_Records for this exercise_:
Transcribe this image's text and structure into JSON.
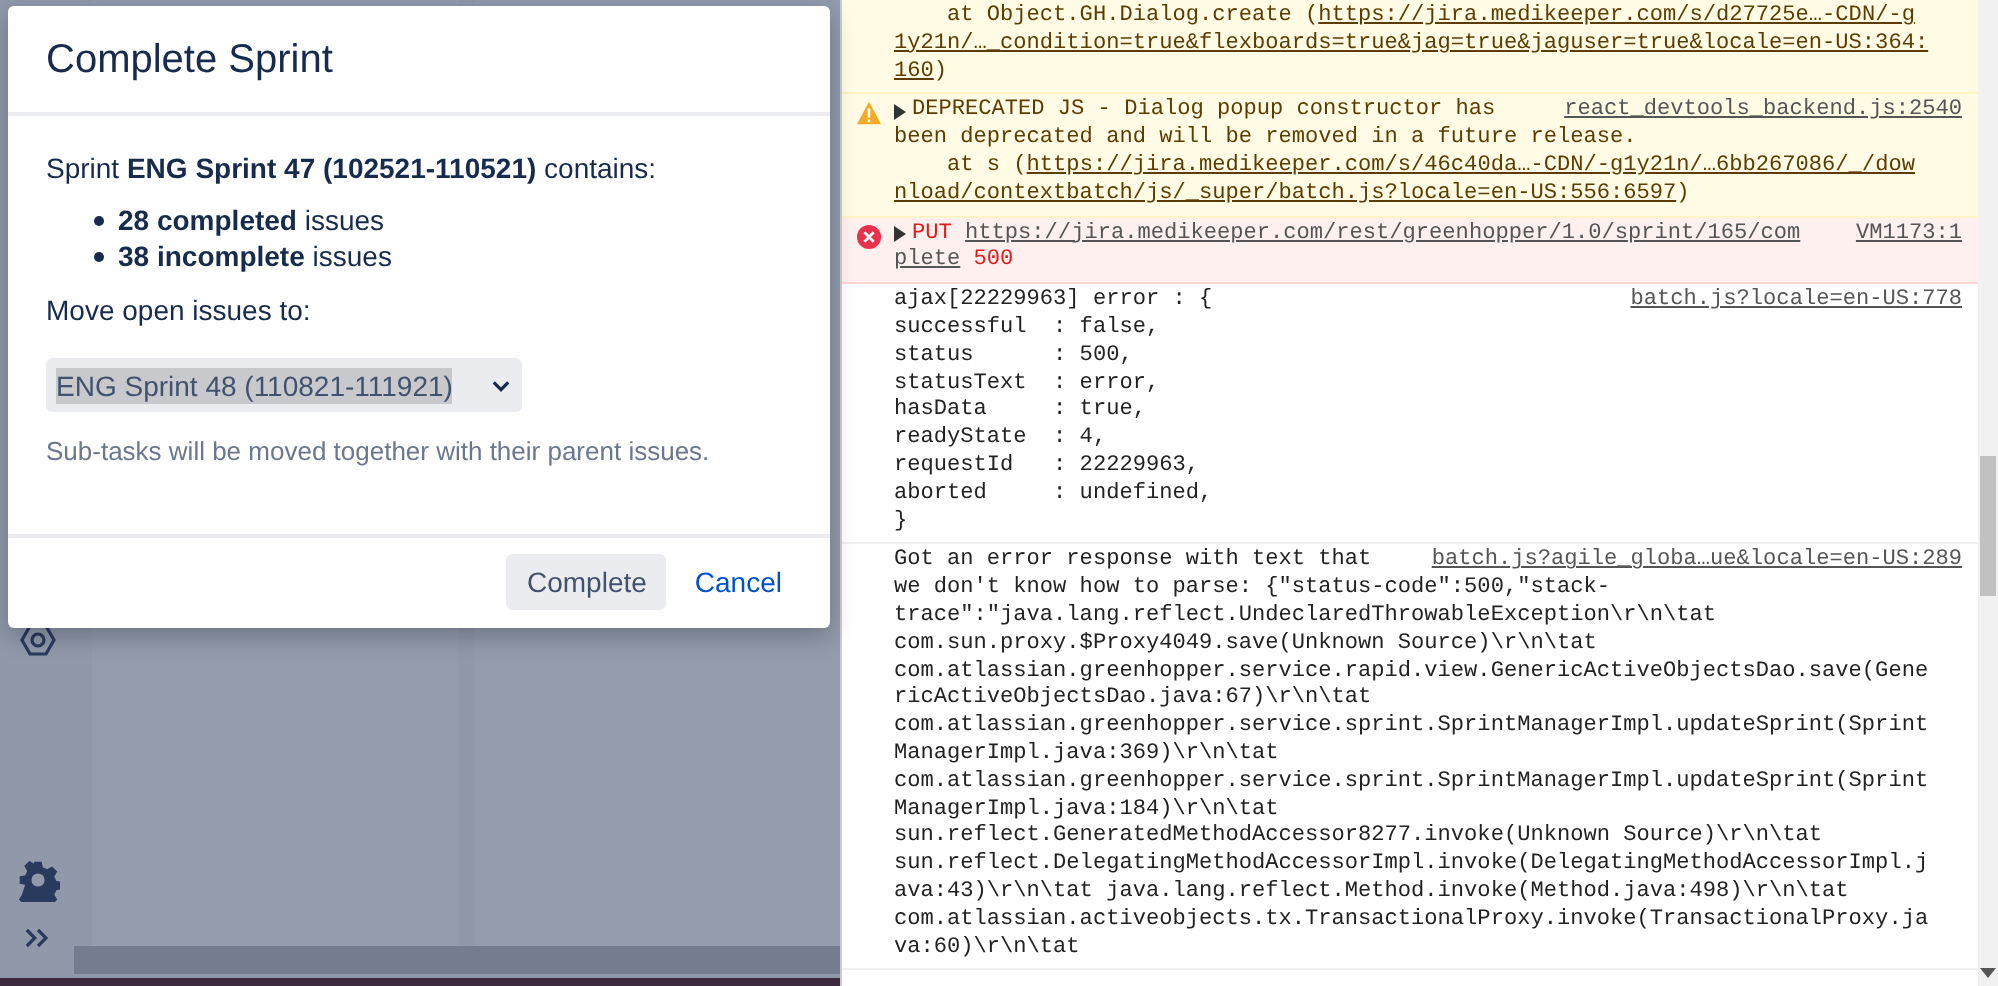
{
  "dialog": {
    "title": "Complete Sprint",
    "summary": "Sprint **ENG Sprint 47 (102521-110521)** contains:",
    "counts": [
      "**28 completed** issues",
      "**38 incomplete** issues"
    ],
    "move_label": "Move open issues to:",
    "target_select": {
      "value": "ENG Sprint 48 (110821-111921)"
    },
    "hint": "Sub-tasks will be moved together with their parent issues.",
    "buttons": [
      {
        "label": "Complete",
        "kind": "primary"
      },
      {
        "label": "Cancel",
        "kind": "link"
      }
    ]
  },
  "console": {
    "messages": [
      {
        "kind": "warning_trace",
        "lines": [
          [
            {
              "text": "    at Object.GH.Dialog.create (",
              "kind": "plain"
            },
            {
              "text": "https://jira.medikeeper.com/s/d27725e…-CDN/-g",
              "kind": "link"
            }
          ],
          [
            {
              "text": "1y21n/…_condition=true&flexboards=true&jag=true&jaguser=true&locale=en-US:364:",
              "kind": "link"
            }
          ],
          [
            {
              "text": "160",
              "kind": "link"
            },
            {
              "text": ")",
              "kind": "plain"
            }
          ]
        ]
      },
      {
        "kind": "warning",
        "source": "react_devtools_backend.js:2540",
        "lines": [
          [
            {
              "text": "DEPRECATED JS - Dialog popup constructor has",
              "kind": "plain"
            }
          ],
          [
            {
              "text": "been deprecated and will be removed in a future release.",
              "kind": "plain"
            }
          ],
          [
            {
              "text": "    at s (",
              "kind": "plain"
            },
            {
              "text": "https://jira.medikeeper.com/s/46c40da…-CDN/-g1y21n/…6bb267086/_/dow",
              "kind": "link"
            }
          ],
          [
            {
              "text": "nload/contextbatch/js/_super/batch.js?locale=en-US:556:6597",
              "kind": "link"
            },
            {
              "text": ")",
              "kind": "plain"
            }
          ]
        ]
      },
      {
        "kind": "error",
        "source": "VM1173:1",
        "lines": [
          [
            {
              "text": "PUT ",
              "kind": "error"
            },
            {
              "text": "https://jira.medikeeper.com/rest/greenhopper/1.0/sprint/165/com",
              "kind": "link"
            }
          ],
          [
            {
              "text": "plete",
              "kind": "link"
            },
            {
              "text": " 500",
              "kind": "error"
            }
          ]
        ]
      },
      {
        "kind": "log",
        "source": "batch.js?locale=en-US:778",
        "lines": [
          [
            {
              "text": "ajax[22229963] error : {",
              "kind": "plain"
            }
          ],
          [
            {
              "text": "successful  : false,",
              "kind": "plain"
            }
          ],
          [
            {
              "text": "status      : 500,",
              "kind": "plain"
            }
          ],
          [
            {
              "text": "statusText  : error,",
              "kind": "plain"
            }
          ],
          [
            {
              "text": "hasData     : true,",
              "kind": "plain"
            }
          ],
          [
            {
              "text": "readyState  : 4,",
              "kind": "plain"
            }
          ],
          [
            {
              "text": "requestId   : 22229963,",
              "kind": "plain"
            }
          ],
          [
            {
              "text": "aborted     : undefined,",
              "kind": "plain"
            }
          ],
          [
            {
              "text": "}",
              "kind": "plain"
            }
          ]
        ]
      },
      {
        "kind": "log",
        "source": "batch.js?agile_globa…ue&locale=en-US:289",
        "lines": [
          [
            {
              "text": "Got an error response with text that",
              "kind": "plain"
            }
          ],
          [
            {
              "text": "we don't know how to parse: {\"status-code\":500,\"stack-",
              "kind": "plain"
            }
          ],
          [
            {
              "text": "trace\":\"java.lang.reflect.UndeclaredThrowableException\\r\\n\\tat",
              "kind": "plain"
            }
          ],
          [
            {
              "text": "com.sun.proxy.$Proxy4049.save(Unknown Source)\\r\\n\\tat",
              "kind": "plain"
            }
          ],
          [
            {
              "text": "com.atlassian.greenhopper.service.rapid.view.GenericActiveObjectsDao.save(Gene",
              "kind": "plain"
            }
          ],
          [
            {
              "text": "ricActiveObjectsDao.java:67)\\r\\n\\tat",
              "kind": "plain"
            }
          ],
          [
            {
              "text": "com.atlassian.greenhopper.service.sprint.SprintManagerImpl.updateSprint(Sprint",
              "kind": "plain"
            }
          ],
          [
            {
              "text": "ManagerImpl.java:369)\\r\\n\\tat",
              "kind": "plain"
            }
          ],
          [
            {
              "text": "com.atlassian.greenhopper.service.sprint.SprintManagerImpl.updateSprint(Sprint",
              "kind": "plain"
            }
          ],
          [
            {
              "text": "ManagerImpl.java:184)\\r\\n\\tat",
              "kind": "plain"
            }
          ],
          [
            {
              "text": "sun.reflect.GeneratedMethodAccessor8277.invoke(Unknown Source)\\r\\n\\tat",
              "kind": "plain"
            }
          ],
          [
            {
              "text": "sun.reflect.DelegatingMethodAccessorImpl.invoke(DelegatingMethodAccessorImpl.j",
              "kind": "plain"
            }
          ],
          [
            {
              "text": "ava:43)\\r\\n\\tat java.lang.reflect.Method.invoke(Method.java:498)\\r\\n\\tat",
              "kind": "plain"
            }
          ],
          [
            {
              "text": "com.atlassian.activeobjects.tx.TransactionalProxy.invoke(TransactionalProxy.ja",
              "kind": "plain"
            }
          ],
          [
            {
              "text": "va:60)\\r\\n\\tat",
              "kind": "plain"
            }
          ]
        ]
      }
    ]
  }
}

_What to work on_: Pictures are to be left out; all else in the entries above is to be quoted exactly.

_Exercise output_:
Transcribe this image's text and structure into JSON.
{
  "dialog": {
    "title": "Complete Sprint",
    "summary": "Sprint **ENG Sprint 47 (102521-110521)** contains:",
    "counts": [
      "**28 completed** issues",
      "**38 incomplete** issues"
    ],
    "move_label": "Move open issues to:",
    "target_select": {
      "value": "ENG Sprint 48 (110821-111921)"
    },
    "hint": "Sub-tasks will be moved together with their parent issues.",
    "buttons": [
      {
        "label": "Complete",
        "kind": "primary"
      },
      {
        "label": "Cancel",
        "kind": "link"
      }
    ]
  },
  "console": {
    "messages": [
      {
        "kind": "warning_trace",
        "lines": [
          [
            {
              "text": "    at Object.GH.Dialog.create (",
              "kind": "plain"
            },
            {
              "text": "https://jira.medikeeper.com/s/d27725e…-CDN/-g",
              "kind": "link"
            }
          ],
          [
            {
              "text": "1y21n/…_condition=true&flexboards=true&jag=true&jaguser=true&locale=en-US:364:",
              "kind": "link"
            }
          ],
          [
            {
              "text": "160",
              "kind": "link"
            },
            {
              "text": ")",
              "kind": "plain"
            }
          ]
        ]
      },
      {
        "kind": "warning",
        "source": "react_devtools_backend.js:2540",
        "lines": [
          [
            {
              "text": "DEPRECATED JS - Dialog popup constructor has",
              "kind": "plain"
            }
          ],
          [
            {
              "text": "been deprecated and will be removed in a future release.",
              "kind": "plain"
            }
          ],
          [
            {
              "text": "    at s (",
              "kind": "plain"
            },
            {
              "text": "https://jira.medikeeper.com/s/46c40da…-CDN/-g1y21n/…6bb267086/_/dow",
              "kind": "link"
            }
          ],
          [
            {
              "text": "nload/contextbatch/js/_super/batch.js?locale=en-US:556:6597",
              "kind": "link"
            },
            {
              "text": ")",
              "kind": "plain"
            }
          ]
        ]
      },
      {
        "kind": "error",
        "source": "VM1173:1",
        "lines": [
          [
            {
              "text": "PUT ",
              "kind": "error"
            },
            {
              "text": "https://jira.medikeeper.com/rest/greenhopper/1.0/sprint/165/com",
              "kind": "link"
            }
          ],
          [
            {
              "text": "plete",
              "kind": "link"
            },
            {
              "text": " 500",
              "kind": "error"
            }
          ]
        ]
      },
      {
        "kind": "log",
        "source": "batch.js?locale=en-US:778",
        "lines": [
          [
            {
              "text": "ajax[22229963] error : {",
              "kind": "plain"
            }
          ],
          [
            {
              "text": "successful  : false,",
              "kind": "plain"
            }
          ],
          [
            {
              "text": "status      : 500,",
              "kind": "plain"
            }
          ],
          [
            {
              "text": "statusText  : error,",
              "kind": "plain"
            }
          ],
          [
            {
              "text": "hasData     : true,",
              "kind": "plain"
            }
          ],
          [
            {
              "text": "readyState  : 4,",
              "kind": "plain"
            }
          ],
          [
            {
              "text": "requestId   : 22229963,",
              "kind": "plain"
            }
          ],
          [
            {
              "text": "aborted     : undefined,",
              "kind": "plain"
            }
          ],
          [
            {
              "text": "}",
              "kind": "plain"
            }
          ]
        ]
      },
      {
        "kind": "log",
        "source": "batch.js?agile_globa…ue&locale=en-US:289",
        "lines": [
          [
            {
              "text": "Got an error response with text that",
              "kind": "plain"
            }
          ],
          [
            {
              "text": "we don't know how to parse: {\"status-code\":500,\"stack-",
              "kind": "plain"
            }
          ],
          [
            {
              "text": "trace\":\"java.lang.reflect.UndeclaredThrowableException\\r\\n\\tat",
              "kind": "plain"
            }
          ],
          [
            {
              "text": "com.sun.proxy.$Proxy4049.save(Unknown Source)\\r\\n\\tat",
              "kind": "plain"
            }
          ],
          [
            {
              "text": "com.atlassian.greenhopper.service.rapid.view.GenericActiveObjectsDao.save(Gene",
              "kind": "plain"
            }
          ],
          [
            {
              "text": "ricActiveObjectsDao.java:67)\\r\\n\\tat",
              "kind": "plain"
            }
          ],
          [
            {
              "text": "com.atlassian.greenhopper.service.sprint.SprintManagerImpl.updateSprint(Sprint",
              "kind": "plain"
            }
          ],
          [
            {
              "text": "ManagerImpl.java:369)\\r\\n\\tat",
              "kind": "plain"
            }
          ],
          [
            {
              "text": "com.atlassian.greenhopper.service.sprint.SprintManagerImpl.updateSprint(Sprint",
              "kind": "plain"
            }
          ],
          [
            {
              "text": "ManagerImpl.java:184)\\r\\n\\tat",
              "kind": "plain"
            }
          ],
          [
            {
              "text": "sun.reflect.GeneratedMethodAccessor8277.invoke(Unknown Source)\\r\\n\\tat",
              "kind": "plain"
            }
          ],
          [
            {
              "text": "sun.reflect.DelegatingMethodAccessorImpl.invoke(DelegatingMethodAccessorImpl.j",
              "kind": "plain"
            }
          ],
          [
            {
              "text": "ava:43)\\r\\n\\tat java.lang.reflect.Method.invoke(Method.java:498)\\r\\n\\tat",
              "kind": "plain"
            }
          ],
          [
            {
              "text": "com.atlassian.activeobjects.tx.TransactionalProxy.invoke(TransactionalProxy.ja",
              "kind": "plain"
            }
          ],
          [
            {
              "text": "va:60)\\r\\n\\tat",
              "kind": "plain"
            }
          ]
        ]
      }
    ]
  }
}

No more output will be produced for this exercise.